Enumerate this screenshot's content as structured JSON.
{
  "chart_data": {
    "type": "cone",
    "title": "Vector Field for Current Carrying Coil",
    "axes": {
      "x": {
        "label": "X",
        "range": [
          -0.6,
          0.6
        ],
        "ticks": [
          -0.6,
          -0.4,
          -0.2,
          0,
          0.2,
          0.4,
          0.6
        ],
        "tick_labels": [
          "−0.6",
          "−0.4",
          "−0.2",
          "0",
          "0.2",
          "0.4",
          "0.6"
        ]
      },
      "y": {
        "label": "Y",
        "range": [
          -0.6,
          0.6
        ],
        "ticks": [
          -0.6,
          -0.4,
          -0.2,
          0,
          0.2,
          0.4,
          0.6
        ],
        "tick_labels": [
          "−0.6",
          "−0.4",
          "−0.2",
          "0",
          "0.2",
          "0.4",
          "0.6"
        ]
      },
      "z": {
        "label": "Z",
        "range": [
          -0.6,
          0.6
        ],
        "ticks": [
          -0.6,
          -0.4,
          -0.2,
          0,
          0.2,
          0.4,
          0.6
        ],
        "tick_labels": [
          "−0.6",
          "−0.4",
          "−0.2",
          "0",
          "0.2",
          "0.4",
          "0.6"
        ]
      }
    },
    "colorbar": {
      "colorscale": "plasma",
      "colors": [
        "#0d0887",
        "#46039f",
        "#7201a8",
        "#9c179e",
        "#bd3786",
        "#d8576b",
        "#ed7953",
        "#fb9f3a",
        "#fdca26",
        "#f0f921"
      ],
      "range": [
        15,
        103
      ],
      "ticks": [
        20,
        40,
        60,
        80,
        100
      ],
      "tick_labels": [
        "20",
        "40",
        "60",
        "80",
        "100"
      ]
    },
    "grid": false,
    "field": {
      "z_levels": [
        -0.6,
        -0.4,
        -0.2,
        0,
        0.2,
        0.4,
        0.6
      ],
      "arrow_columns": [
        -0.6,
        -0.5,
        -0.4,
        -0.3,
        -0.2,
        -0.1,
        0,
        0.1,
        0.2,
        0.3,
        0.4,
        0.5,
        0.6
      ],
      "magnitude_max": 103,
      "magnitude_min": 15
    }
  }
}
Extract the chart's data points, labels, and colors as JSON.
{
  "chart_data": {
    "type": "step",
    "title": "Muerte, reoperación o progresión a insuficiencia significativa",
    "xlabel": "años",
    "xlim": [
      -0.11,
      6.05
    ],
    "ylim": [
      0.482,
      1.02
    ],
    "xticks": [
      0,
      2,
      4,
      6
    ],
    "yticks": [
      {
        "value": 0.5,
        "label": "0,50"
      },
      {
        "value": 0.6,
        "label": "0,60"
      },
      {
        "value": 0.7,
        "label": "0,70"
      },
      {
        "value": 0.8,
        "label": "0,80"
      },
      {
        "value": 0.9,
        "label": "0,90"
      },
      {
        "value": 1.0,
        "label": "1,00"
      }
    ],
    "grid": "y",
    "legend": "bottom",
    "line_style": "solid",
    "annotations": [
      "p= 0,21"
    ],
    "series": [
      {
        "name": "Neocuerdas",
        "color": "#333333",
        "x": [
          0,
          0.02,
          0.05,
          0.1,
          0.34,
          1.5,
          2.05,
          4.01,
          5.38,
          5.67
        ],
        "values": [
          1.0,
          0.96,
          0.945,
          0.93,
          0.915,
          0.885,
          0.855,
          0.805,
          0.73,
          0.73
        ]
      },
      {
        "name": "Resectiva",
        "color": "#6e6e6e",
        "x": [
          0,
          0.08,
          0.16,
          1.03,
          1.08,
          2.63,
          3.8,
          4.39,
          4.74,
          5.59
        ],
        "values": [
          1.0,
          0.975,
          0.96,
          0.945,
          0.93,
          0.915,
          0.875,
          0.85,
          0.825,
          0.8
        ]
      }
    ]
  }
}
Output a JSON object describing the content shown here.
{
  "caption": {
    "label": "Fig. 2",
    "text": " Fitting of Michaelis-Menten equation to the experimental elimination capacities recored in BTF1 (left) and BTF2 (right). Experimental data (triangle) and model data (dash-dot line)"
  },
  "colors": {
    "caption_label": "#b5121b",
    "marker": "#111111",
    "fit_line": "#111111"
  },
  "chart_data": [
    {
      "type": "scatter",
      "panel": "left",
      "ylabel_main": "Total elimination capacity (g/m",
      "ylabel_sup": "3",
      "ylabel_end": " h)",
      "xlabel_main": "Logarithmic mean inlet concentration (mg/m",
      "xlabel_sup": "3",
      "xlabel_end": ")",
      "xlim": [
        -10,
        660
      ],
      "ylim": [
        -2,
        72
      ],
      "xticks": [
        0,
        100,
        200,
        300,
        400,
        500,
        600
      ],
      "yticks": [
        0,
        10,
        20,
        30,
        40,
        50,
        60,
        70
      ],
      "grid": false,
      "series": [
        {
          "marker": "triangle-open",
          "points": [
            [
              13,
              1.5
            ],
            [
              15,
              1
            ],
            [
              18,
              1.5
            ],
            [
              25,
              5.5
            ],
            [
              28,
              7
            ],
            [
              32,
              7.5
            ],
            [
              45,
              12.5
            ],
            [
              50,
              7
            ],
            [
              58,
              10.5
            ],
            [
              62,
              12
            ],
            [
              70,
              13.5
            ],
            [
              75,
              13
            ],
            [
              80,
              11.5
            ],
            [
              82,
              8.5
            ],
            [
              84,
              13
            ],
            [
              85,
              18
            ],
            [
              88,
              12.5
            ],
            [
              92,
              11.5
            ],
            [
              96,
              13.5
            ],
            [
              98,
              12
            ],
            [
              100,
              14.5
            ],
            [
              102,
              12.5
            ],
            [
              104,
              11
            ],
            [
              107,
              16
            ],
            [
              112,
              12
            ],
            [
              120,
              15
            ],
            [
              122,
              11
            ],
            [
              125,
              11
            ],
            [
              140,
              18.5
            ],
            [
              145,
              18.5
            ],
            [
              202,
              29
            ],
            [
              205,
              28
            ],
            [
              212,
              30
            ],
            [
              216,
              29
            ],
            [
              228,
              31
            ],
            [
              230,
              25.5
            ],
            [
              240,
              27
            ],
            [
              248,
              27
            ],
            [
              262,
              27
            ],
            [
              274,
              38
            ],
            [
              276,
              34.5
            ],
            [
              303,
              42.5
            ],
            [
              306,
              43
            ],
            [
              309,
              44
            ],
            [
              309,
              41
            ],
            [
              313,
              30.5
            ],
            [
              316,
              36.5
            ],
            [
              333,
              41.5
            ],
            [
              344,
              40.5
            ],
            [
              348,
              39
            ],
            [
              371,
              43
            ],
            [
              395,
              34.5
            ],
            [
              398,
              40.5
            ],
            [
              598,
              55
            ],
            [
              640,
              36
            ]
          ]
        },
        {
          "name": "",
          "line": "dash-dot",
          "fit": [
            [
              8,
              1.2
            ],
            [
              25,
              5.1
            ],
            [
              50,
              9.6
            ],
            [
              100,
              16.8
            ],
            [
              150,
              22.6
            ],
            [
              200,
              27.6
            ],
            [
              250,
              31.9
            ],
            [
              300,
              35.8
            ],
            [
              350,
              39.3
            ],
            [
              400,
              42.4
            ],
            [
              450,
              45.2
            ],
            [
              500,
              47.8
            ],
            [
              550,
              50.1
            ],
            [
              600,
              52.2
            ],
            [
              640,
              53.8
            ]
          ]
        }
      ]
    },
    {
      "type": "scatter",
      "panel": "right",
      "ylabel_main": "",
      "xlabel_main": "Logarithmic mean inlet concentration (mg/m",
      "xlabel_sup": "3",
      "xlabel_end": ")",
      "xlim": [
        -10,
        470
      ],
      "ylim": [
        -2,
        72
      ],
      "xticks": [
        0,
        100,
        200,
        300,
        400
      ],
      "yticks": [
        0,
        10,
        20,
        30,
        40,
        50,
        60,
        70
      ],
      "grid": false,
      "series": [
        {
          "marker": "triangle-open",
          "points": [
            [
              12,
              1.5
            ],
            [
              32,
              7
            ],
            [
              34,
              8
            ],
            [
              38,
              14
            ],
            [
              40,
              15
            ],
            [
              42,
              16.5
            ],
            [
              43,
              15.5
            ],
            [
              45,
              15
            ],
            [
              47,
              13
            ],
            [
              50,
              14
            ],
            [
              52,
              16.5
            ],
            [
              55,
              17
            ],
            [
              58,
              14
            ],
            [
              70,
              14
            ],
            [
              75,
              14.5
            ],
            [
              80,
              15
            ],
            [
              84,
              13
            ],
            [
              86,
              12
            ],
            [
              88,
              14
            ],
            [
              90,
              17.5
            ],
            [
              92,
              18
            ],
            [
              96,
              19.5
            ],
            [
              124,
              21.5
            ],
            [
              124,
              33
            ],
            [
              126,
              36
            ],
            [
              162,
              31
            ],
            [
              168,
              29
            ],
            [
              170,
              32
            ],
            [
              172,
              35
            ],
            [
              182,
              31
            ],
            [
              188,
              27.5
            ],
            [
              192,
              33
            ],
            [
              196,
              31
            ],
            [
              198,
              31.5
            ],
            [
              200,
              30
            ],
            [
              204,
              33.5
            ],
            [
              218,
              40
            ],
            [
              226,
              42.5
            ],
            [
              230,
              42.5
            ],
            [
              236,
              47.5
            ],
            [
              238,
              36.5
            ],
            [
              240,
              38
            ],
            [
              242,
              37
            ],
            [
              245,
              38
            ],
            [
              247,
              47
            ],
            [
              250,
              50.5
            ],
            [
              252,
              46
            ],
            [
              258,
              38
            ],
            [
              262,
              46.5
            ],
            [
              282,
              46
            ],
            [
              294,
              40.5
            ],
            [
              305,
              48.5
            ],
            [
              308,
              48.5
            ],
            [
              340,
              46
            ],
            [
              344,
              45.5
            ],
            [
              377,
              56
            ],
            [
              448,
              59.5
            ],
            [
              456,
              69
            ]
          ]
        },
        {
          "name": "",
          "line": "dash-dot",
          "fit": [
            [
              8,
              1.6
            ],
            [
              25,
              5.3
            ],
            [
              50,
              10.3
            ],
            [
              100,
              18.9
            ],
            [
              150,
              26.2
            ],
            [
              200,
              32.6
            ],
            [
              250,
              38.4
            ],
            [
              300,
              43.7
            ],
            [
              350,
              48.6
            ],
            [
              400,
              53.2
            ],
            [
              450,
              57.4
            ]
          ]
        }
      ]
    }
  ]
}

Your instructions: Every line holding "content" should be copied out.

Reply to the exercise:
Enumerate this screenshot's content as structured JSON.
Output a JSON object describing the content shown here.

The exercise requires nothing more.